- Opening Delimiter -

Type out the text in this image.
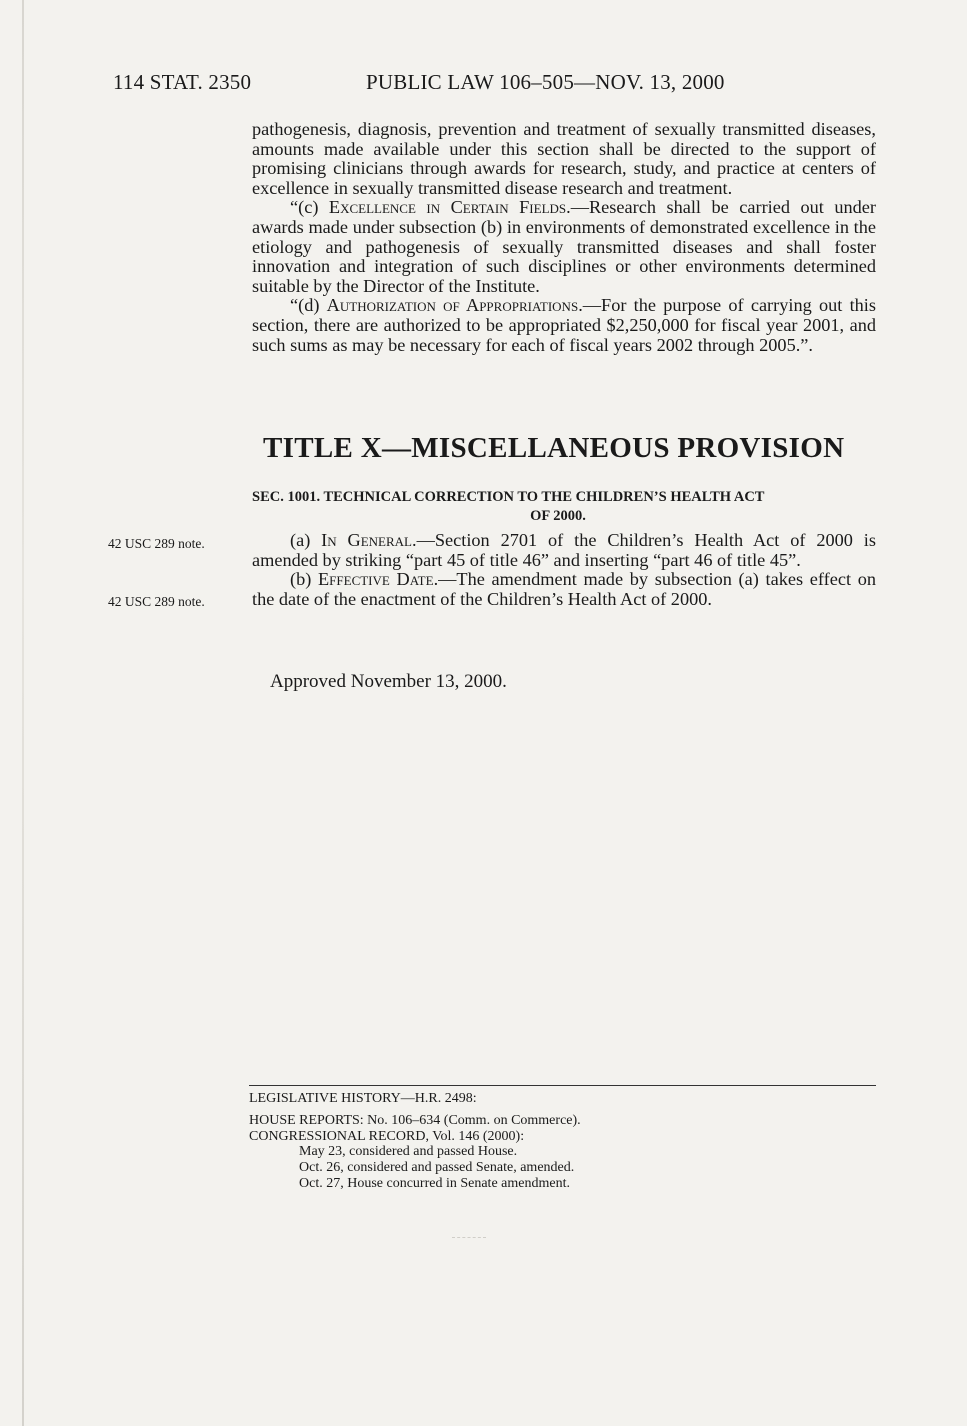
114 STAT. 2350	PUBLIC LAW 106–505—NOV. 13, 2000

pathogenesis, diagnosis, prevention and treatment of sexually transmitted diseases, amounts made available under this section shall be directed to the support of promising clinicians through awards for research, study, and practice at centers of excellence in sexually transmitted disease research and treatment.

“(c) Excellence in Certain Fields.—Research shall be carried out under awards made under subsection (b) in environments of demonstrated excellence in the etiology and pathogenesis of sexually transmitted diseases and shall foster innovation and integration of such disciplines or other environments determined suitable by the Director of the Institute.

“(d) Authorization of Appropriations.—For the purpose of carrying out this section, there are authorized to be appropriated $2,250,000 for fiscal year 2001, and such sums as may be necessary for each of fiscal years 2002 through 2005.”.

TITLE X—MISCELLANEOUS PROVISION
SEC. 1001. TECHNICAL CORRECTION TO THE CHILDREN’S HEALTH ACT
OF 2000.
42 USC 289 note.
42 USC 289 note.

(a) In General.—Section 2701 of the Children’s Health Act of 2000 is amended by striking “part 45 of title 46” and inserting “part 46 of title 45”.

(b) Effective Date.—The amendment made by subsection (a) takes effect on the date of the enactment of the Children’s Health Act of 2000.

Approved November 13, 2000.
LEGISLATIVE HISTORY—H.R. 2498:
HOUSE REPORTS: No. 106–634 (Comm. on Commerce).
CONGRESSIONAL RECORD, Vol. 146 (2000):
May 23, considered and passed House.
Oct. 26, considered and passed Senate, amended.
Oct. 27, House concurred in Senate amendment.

- Closing Delimiter -
- Opening Delimiter -

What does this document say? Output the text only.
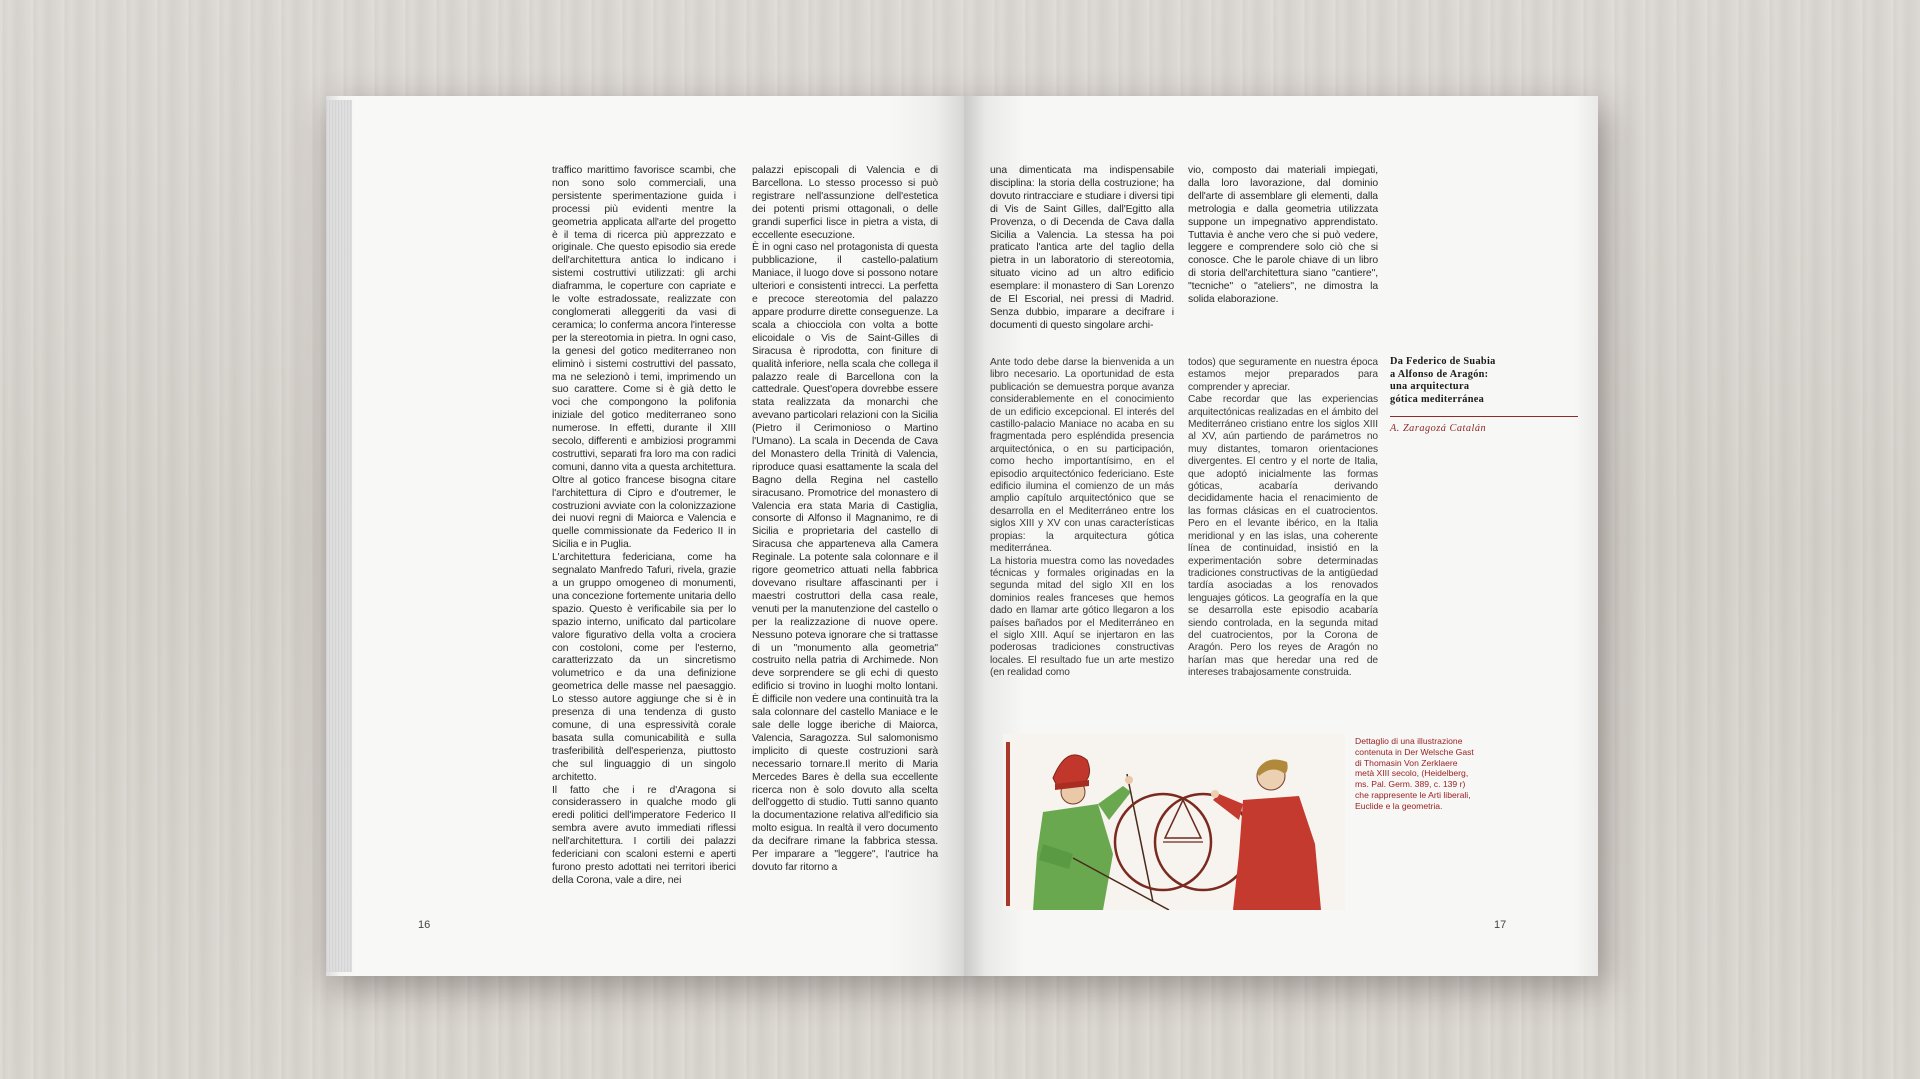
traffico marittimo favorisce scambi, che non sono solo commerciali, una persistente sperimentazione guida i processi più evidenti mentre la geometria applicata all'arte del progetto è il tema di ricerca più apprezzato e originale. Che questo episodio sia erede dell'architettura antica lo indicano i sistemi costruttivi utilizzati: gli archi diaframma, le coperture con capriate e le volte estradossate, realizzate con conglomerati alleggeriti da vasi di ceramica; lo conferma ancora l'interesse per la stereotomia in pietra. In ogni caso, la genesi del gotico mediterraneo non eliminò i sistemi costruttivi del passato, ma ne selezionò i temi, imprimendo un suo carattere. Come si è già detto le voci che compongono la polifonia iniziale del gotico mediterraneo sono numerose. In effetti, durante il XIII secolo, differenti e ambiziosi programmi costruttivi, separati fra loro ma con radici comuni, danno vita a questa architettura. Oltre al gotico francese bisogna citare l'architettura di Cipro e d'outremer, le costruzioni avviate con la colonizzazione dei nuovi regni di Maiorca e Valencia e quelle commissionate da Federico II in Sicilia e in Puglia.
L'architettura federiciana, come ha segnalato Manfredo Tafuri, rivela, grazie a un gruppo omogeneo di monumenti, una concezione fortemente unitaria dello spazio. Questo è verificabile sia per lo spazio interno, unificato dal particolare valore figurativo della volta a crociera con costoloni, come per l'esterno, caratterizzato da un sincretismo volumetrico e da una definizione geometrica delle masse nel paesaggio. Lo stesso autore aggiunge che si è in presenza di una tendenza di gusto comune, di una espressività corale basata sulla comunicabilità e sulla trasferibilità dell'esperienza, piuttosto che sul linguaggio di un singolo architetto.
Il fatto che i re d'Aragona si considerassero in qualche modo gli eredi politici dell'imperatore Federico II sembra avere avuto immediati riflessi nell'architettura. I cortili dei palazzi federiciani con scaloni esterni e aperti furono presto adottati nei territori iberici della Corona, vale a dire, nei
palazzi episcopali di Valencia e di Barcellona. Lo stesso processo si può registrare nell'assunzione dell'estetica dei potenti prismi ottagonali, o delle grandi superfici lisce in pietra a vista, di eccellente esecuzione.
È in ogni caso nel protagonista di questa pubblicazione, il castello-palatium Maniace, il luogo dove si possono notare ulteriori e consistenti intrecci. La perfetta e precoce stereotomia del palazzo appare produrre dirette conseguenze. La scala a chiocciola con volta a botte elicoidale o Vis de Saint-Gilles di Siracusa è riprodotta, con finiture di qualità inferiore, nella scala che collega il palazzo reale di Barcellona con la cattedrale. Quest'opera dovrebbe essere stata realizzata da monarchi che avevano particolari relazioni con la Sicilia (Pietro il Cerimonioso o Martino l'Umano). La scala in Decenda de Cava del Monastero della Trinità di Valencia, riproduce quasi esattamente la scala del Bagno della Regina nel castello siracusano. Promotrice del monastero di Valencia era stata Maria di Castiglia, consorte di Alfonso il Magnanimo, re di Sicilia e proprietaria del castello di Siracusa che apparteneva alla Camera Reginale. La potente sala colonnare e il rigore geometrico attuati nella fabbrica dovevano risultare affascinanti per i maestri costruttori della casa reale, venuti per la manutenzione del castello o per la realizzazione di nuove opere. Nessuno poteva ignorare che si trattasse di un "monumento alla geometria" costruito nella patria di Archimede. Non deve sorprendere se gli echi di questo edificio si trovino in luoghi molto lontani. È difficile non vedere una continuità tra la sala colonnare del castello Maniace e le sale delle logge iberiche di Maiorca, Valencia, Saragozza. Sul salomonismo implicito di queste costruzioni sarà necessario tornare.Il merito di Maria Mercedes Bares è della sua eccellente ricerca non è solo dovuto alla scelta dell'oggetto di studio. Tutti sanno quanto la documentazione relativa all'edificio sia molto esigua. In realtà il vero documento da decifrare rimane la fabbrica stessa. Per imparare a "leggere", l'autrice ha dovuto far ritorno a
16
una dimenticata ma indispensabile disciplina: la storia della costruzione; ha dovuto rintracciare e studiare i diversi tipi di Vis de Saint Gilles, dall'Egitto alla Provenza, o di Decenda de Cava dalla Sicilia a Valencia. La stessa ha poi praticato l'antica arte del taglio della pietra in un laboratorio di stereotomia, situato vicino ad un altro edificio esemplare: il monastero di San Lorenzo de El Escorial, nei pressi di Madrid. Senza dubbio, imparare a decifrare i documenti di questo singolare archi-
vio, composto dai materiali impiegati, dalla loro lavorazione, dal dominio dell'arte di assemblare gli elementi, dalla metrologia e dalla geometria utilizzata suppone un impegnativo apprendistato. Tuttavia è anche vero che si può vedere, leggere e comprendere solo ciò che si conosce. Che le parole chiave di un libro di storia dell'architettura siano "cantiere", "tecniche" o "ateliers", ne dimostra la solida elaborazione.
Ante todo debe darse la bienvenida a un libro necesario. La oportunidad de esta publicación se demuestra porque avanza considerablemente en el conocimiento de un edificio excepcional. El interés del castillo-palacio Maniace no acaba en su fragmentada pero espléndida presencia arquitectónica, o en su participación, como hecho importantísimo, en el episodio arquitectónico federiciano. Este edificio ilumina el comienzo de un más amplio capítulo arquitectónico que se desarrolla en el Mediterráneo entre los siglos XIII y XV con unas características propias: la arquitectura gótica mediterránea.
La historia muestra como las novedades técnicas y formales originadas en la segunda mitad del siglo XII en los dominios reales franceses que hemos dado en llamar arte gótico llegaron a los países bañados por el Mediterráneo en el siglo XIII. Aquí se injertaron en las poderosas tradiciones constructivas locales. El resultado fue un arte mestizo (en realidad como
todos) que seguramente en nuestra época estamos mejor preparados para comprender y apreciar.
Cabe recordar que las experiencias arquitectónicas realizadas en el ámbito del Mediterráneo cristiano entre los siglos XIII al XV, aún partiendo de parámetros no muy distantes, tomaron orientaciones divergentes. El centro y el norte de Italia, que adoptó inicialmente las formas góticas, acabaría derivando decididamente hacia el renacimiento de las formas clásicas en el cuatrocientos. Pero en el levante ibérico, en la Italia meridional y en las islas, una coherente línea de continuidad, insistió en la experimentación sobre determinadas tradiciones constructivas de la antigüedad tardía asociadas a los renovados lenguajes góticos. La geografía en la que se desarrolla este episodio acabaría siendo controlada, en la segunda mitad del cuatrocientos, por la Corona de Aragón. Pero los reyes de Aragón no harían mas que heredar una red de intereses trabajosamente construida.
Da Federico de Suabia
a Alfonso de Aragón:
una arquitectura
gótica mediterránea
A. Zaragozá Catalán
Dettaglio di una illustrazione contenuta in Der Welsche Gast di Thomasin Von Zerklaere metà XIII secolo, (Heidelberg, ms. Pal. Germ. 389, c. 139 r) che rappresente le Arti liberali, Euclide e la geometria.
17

- Closing Delimiter -

How to complete this task >>
Look for the string "passed" in the entries above. Copy every line that has it.

Expected output >>
May 23, considered and passed House.
Oct. 26, considered and passed Senate, amended.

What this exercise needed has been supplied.